Given request:
Pull each line holding "每个子系统" out of the entries below.

┏━━

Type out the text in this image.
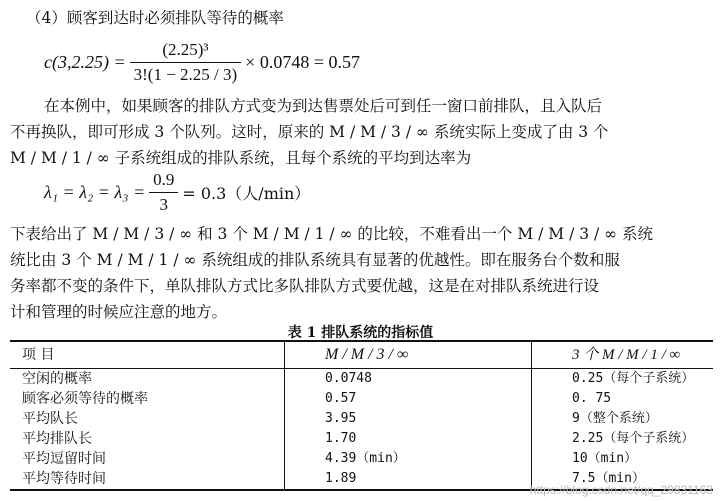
（4）顾客到达时必须排队等待的概率
$c(3,2.25) = \frac{\text{(2.25)³}}{3!(1 - 2.25 / 3)} \times 0.0748 = 0.57$
在本例中，如果顾客的排队方式变为到达售票处后可到任一窗口前排队，且入队后
不再换队，即可形成 3 个队列。这时，原来的 M / M / 3 / ∞ 系统实际上变成了由 3 个
M / M / 1 / ∞ 子系统组成的排队系统，且每个系统的平均到达率为
$\lambda_1 = \lambda_2 = \lambda_3 = \frac{0.9}{3} = 0.3$（人/min）
下表给出了 M / M / 3 / ∞ 和 3 个 M / M / 1 / ∞ 的比较，不难看出一个 M / M / 3 / ∞ 系统
统比由 3 个 M / M / 1 / ∞ 系统组成的排队系统具有显著的优越性。即在服务台个数和服
务率都不变的条件下，单队排队方式比多队排队方式要优越，这是在对排队系统进行设
计和管理的时候应注意的地方。
表 1 排队系统的指标值
项 目	M / M / 3 / ∞	3 个 M / M / 1 / ∞
空闲的概率	0.0748	0.25（每个子系统）
顾客必须等待的概率	0.57	0. 75
平均队长	3.95	9（整个系统）
平均排队长	1.70	2.25（每个子系统）
平均逗留时间	4.39（min）	10（min）
平均等待时间	1.89	7.5（min）
https://blog.csdn.net/qq_29831163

┗━━

Written reply:
空闲的概率	0.0748	0.25（每个子系统）
平均排队长	1.70	2.25（每个子系统）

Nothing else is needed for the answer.